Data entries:
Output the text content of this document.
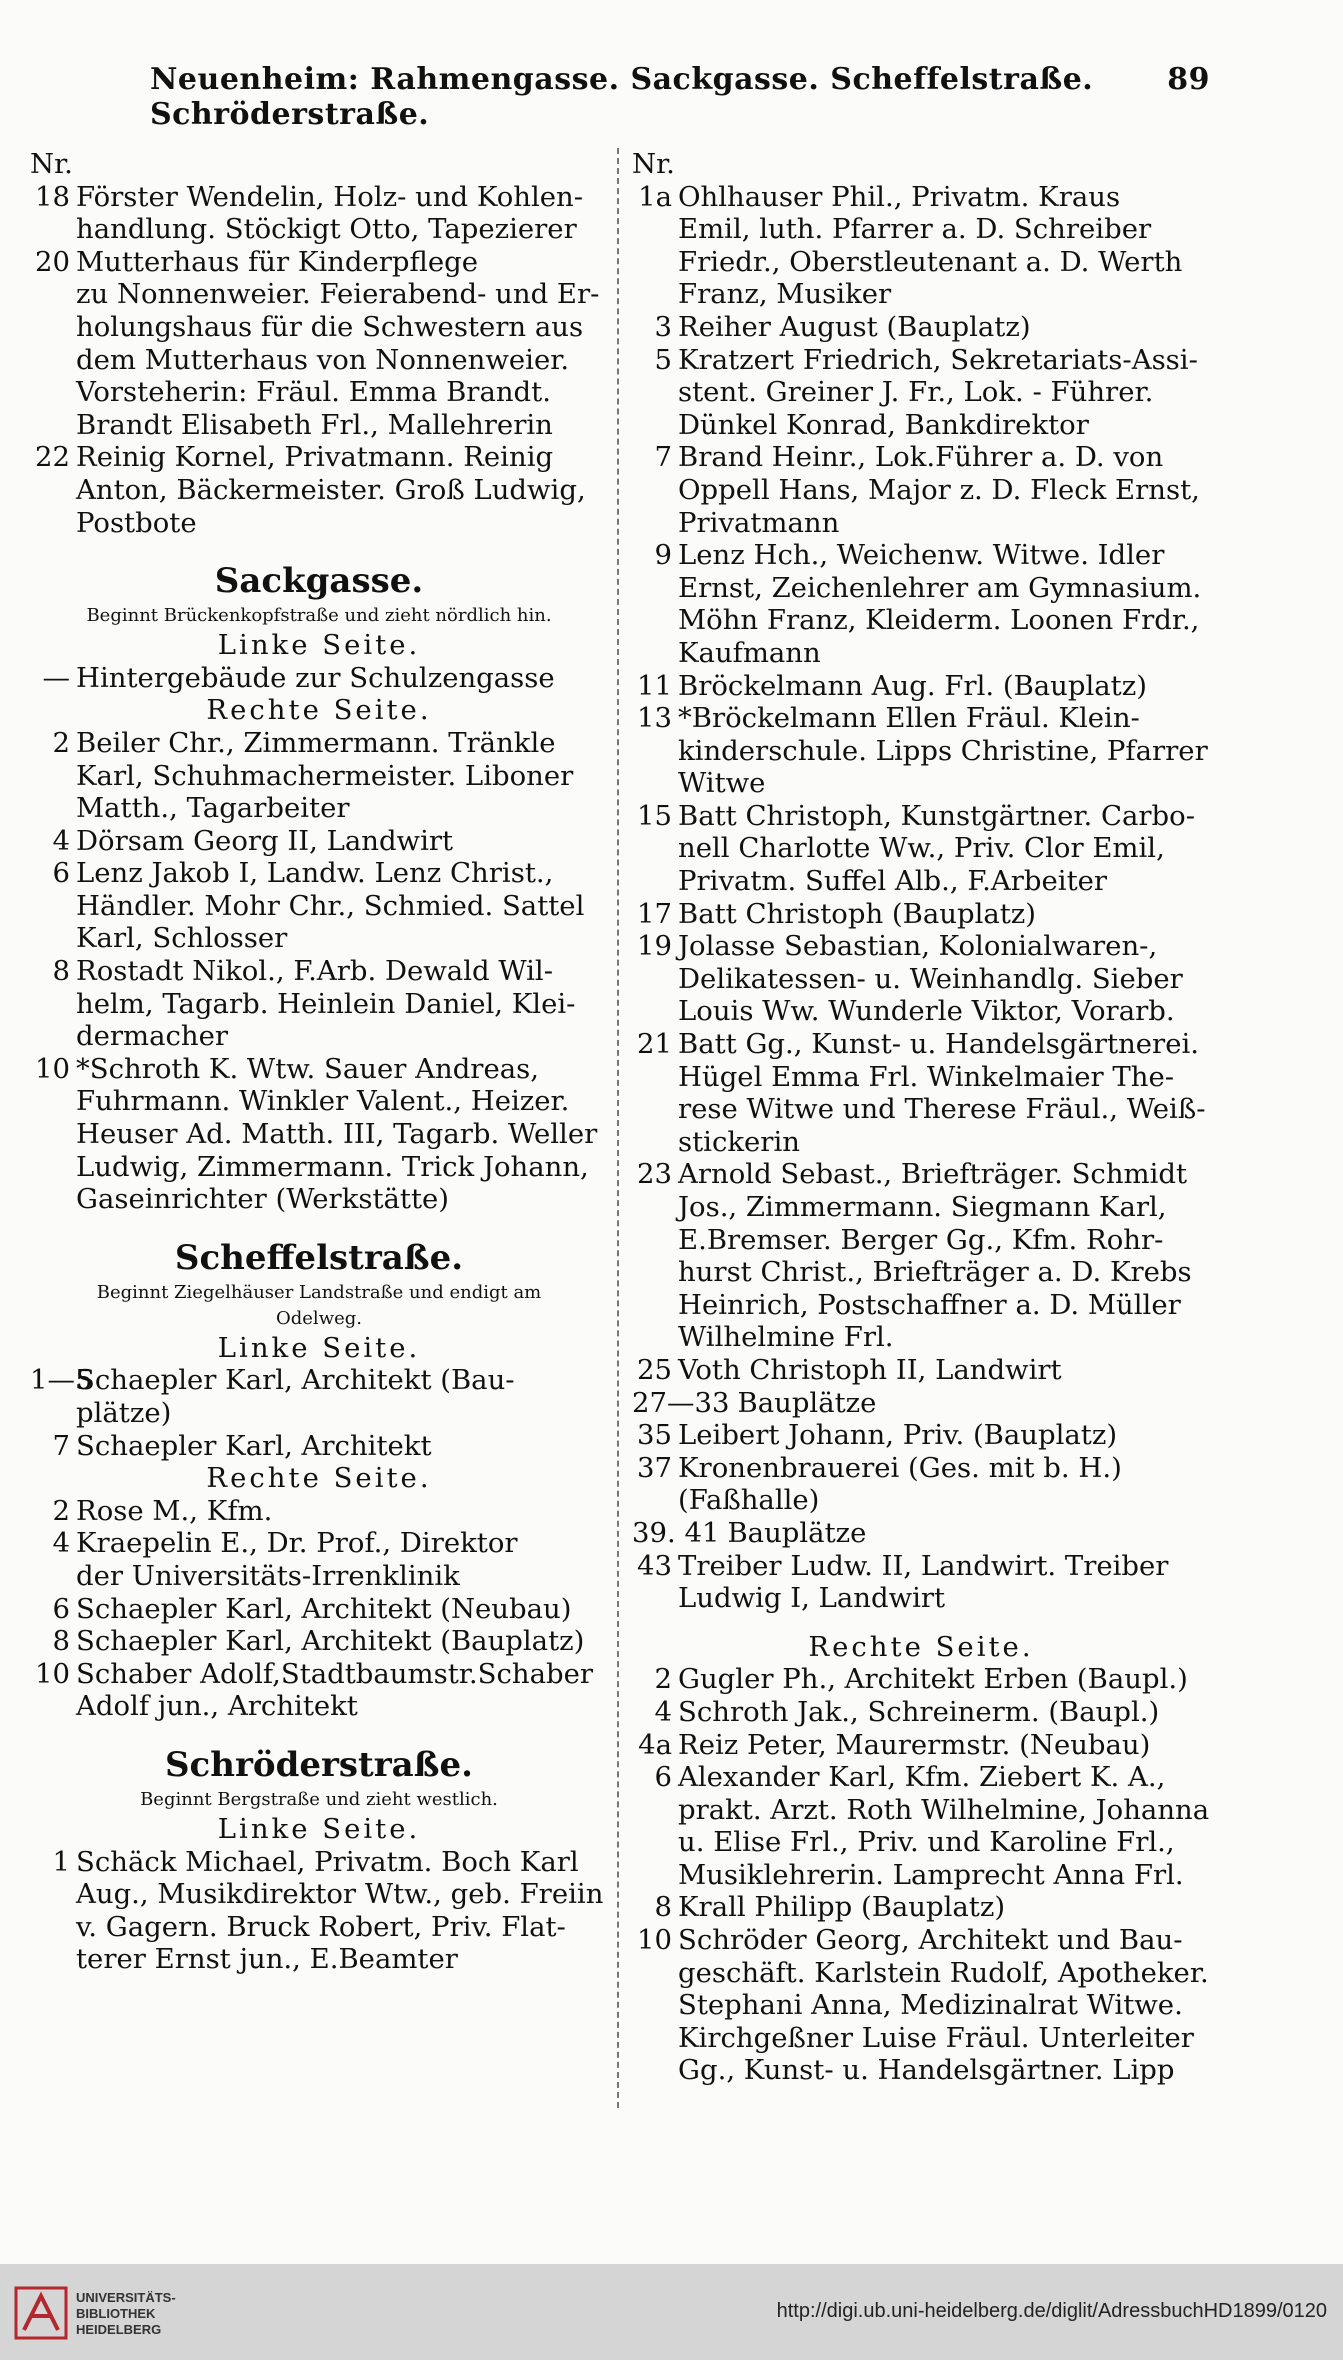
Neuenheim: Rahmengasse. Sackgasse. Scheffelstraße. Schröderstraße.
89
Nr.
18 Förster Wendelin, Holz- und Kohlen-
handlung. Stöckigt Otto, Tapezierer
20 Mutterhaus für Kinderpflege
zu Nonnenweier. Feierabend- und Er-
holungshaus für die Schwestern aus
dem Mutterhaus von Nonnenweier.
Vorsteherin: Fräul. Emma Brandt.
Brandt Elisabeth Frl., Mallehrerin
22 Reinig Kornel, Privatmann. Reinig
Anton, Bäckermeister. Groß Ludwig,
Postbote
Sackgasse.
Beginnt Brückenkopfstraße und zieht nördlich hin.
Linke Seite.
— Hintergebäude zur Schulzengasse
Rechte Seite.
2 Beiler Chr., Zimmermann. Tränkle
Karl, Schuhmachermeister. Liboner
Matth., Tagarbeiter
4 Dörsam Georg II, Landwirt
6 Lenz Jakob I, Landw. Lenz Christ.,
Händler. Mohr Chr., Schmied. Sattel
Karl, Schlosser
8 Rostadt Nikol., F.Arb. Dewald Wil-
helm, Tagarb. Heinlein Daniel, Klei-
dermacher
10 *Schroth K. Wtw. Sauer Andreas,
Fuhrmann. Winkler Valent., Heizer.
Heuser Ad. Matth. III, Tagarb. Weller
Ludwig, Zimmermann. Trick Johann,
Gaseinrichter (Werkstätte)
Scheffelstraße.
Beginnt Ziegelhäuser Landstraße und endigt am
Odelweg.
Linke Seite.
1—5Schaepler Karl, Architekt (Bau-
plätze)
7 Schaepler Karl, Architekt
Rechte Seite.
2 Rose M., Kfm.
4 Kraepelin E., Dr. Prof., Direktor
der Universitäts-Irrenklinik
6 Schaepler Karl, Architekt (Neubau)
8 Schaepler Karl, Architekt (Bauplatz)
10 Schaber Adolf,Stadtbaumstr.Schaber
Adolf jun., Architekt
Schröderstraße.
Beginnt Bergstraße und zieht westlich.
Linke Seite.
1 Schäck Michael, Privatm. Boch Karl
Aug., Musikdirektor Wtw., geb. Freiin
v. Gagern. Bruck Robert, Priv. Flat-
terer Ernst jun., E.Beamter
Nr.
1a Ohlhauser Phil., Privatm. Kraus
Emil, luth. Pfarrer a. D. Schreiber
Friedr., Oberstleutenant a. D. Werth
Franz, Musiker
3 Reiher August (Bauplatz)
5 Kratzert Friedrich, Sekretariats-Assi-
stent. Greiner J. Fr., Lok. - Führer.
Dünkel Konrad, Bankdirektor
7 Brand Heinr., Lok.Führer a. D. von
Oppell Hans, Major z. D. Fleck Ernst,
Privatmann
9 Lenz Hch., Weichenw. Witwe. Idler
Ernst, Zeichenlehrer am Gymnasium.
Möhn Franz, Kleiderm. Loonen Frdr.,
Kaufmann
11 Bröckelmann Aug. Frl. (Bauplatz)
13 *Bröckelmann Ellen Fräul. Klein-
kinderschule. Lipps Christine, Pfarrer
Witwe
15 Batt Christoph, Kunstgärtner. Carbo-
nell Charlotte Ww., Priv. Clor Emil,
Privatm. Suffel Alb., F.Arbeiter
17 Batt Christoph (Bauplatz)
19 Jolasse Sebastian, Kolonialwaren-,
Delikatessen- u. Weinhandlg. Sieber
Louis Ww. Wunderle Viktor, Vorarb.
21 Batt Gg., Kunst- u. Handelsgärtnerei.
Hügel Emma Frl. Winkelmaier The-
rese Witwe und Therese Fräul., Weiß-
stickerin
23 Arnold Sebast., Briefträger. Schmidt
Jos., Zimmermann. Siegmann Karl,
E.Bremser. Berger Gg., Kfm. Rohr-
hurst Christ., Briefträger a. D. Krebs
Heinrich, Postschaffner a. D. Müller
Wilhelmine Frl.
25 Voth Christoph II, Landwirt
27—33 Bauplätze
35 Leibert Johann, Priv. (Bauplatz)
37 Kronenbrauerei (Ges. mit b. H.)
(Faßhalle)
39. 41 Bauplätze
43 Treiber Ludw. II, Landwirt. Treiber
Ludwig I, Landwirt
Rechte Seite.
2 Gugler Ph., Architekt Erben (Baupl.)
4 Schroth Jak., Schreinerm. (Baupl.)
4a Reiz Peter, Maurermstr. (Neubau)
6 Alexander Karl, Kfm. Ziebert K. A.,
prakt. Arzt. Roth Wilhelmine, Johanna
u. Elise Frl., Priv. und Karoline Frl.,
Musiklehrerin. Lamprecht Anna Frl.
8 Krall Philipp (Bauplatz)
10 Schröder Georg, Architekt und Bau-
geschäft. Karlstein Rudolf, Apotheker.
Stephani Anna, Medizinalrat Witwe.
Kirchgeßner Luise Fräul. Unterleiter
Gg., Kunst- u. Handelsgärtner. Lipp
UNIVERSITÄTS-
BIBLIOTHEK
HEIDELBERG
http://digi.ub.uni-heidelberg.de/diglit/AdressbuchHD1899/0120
...
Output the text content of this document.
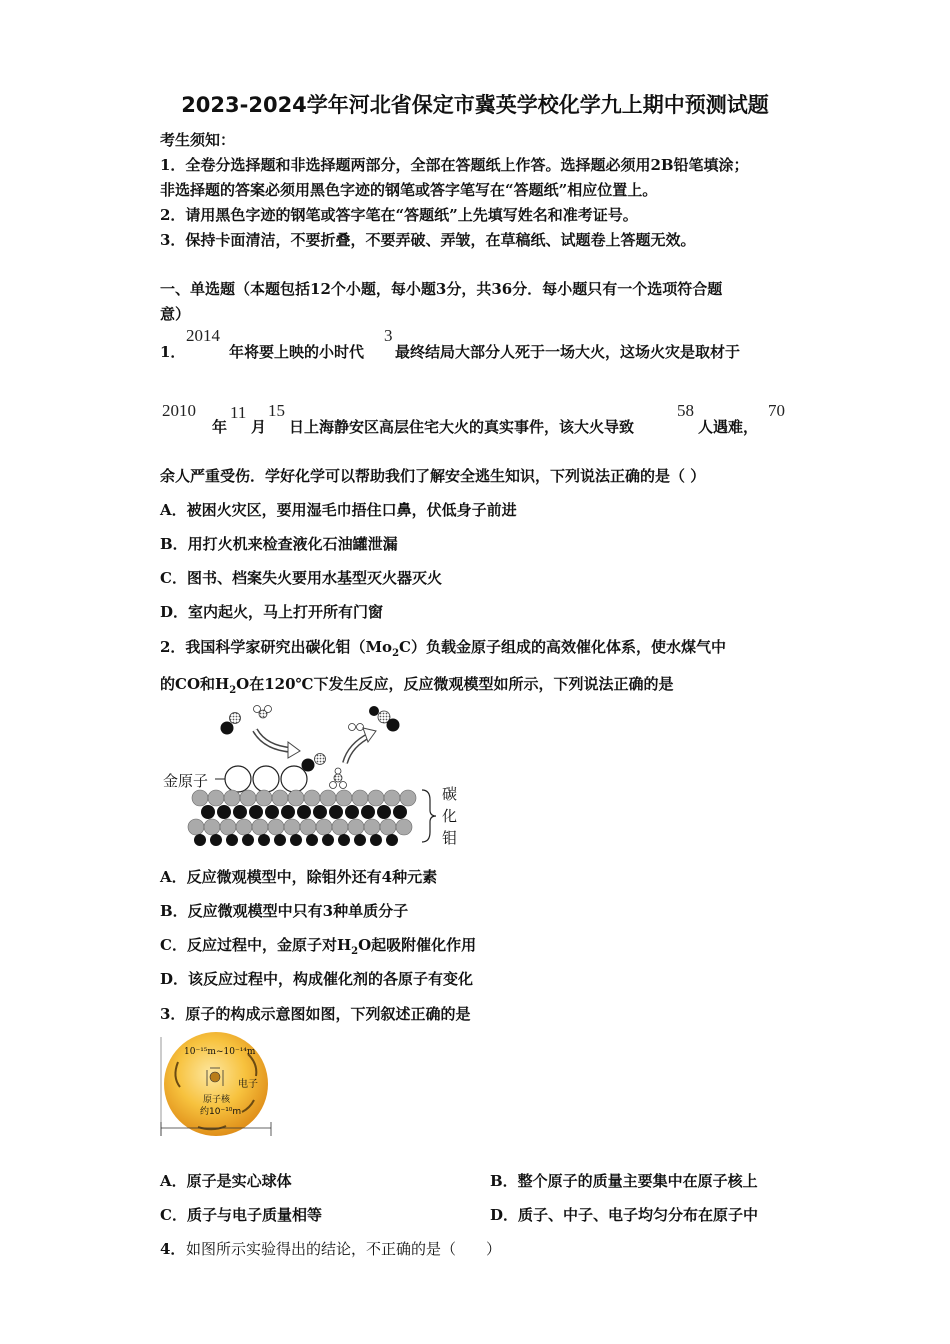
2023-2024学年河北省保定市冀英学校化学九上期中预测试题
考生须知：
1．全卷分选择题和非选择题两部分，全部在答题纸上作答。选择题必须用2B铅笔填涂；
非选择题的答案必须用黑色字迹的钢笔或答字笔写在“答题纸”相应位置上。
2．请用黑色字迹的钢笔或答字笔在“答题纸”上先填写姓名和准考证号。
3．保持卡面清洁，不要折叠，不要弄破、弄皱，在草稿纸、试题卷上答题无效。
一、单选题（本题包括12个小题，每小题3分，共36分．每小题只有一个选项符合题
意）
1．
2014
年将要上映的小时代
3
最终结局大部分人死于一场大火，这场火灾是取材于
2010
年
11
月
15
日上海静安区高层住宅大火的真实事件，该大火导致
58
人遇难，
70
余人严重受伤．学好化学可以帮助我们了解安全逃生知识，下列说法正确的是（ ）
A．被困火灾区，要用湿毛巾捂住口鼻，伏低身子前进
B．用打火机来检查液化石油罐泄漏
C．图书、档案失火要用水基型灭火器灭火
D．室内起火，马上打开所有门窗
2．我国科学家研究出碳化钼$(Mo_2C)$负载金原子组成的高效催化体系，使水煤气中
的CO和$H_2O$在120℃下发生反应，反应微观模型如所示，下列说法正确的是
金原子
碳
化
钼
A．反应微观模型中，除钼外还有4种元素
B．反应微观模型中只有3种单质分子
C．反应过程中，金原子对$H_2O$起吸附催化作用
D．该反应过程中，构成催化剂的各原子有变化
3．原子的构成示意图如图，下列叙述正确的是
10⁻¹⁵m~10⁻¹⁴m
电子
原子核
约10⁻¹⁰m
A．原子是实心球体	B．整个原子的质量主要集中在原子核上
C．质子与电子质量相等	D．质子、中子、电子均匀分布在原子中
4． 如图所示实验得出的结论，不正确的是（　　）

*Directive*
Lines containing the word "Nonnenweier" must all be returned from the material above.

*Solution*
zu Nonnenweier. Feierabend- und Er-
dem Mutterhaus von Nonnenweier.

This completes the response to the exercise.